» **TEXTE SOURCE**
Entités salutistes... Y-a-t-il vraiment une différence?
Maher Farghaly
Le salafisme est partagé entre
plusieurs tendances et mouvances dont les divergences peuvent aller jusqu'à la
contradiction flagrante. Mais en dépit de cela, leurs discours présentent des
similarités. Leur danger potentiel vient du fait qu'ils constituent des blocs
mobiles oeuvrant dans un même cadre mais peuvent subitement abandonner un bloc
au profit d'un autre en fonction des circonstances. Et c'est là que réside le
danger.
A tittre d'exemple, "Le
Mouvement des adeptes de la sounna mohamedienne'' estime que la démocratie est
''un régime mécréant'' mais qu'il est ''permis'' d'être candidat aux élections
afin d'en éradiquer le mal. Ce mouvement ainsi que celui de la ''Gam'iya
al char'iya'' (L'Association pour la charia), ne reconnaissent pas la constitution
d'un parti politique hors de leur idéologie de la sounna et du
consensus.
Ce ''salafisme scientifique"
croit à l'action en groupe organisé mais réfute toute idée de travailler
au sein des institutions étatiques qu'il considère non islamiques. Raison pour
laquelle, une organisation complète – avec des mécanismes et un système strict,
des branches et des responsables – a été mise sur pied sous la houlette
de Mohamed Abdel Fattah Abou Idris, de Saïd Abdel Azim (superviseur
du Conseil exécutif de la mouvance salafiste). Tous les cheikhs qui font leur
apparition sur les chaînes de télévision satellitaires en Egypte,
suivent cette tendance.

» **CONSIGNE**
Recopiez mot pour mot le passage du texte sur le salafisme qui commence par "croit à l'action" et se poursuit jusqu'à "suivent cette tendance.".

» **DONNÉES FOURNIES**
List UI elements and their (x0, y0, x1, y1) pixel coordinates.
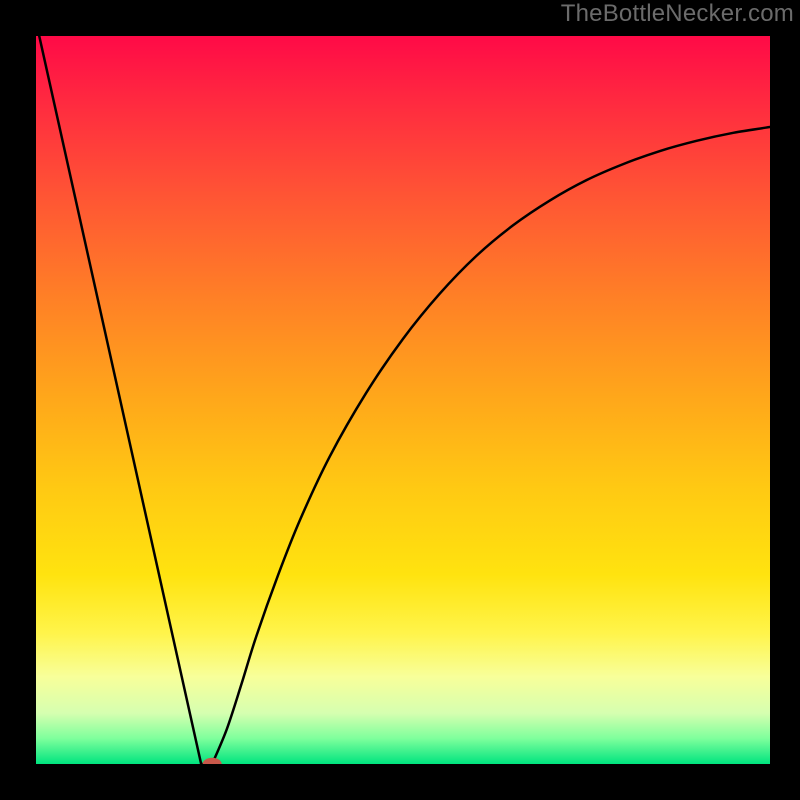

» **CORRIGÉ**
croit à l'action en groupe organisé mais réfute toute idée de travailler
au sein des institutions étatiques qu'il considère non islamiques. Raison pour
laquelle, une organisation complète – avec des mécanismes et un système strict,
des branches et des responsables – a été mise sur pied sous la houlette
de Mohamed Abdel Fattah Abou Idris, de Saïd Abdel Azim (superviseur
du Conseil exécutif de la mouvance salafiste). Tous les cheikhs qui font leur
apparition sur les chaînes de télévision satellitaires en Egypte,
suivent cette tendance.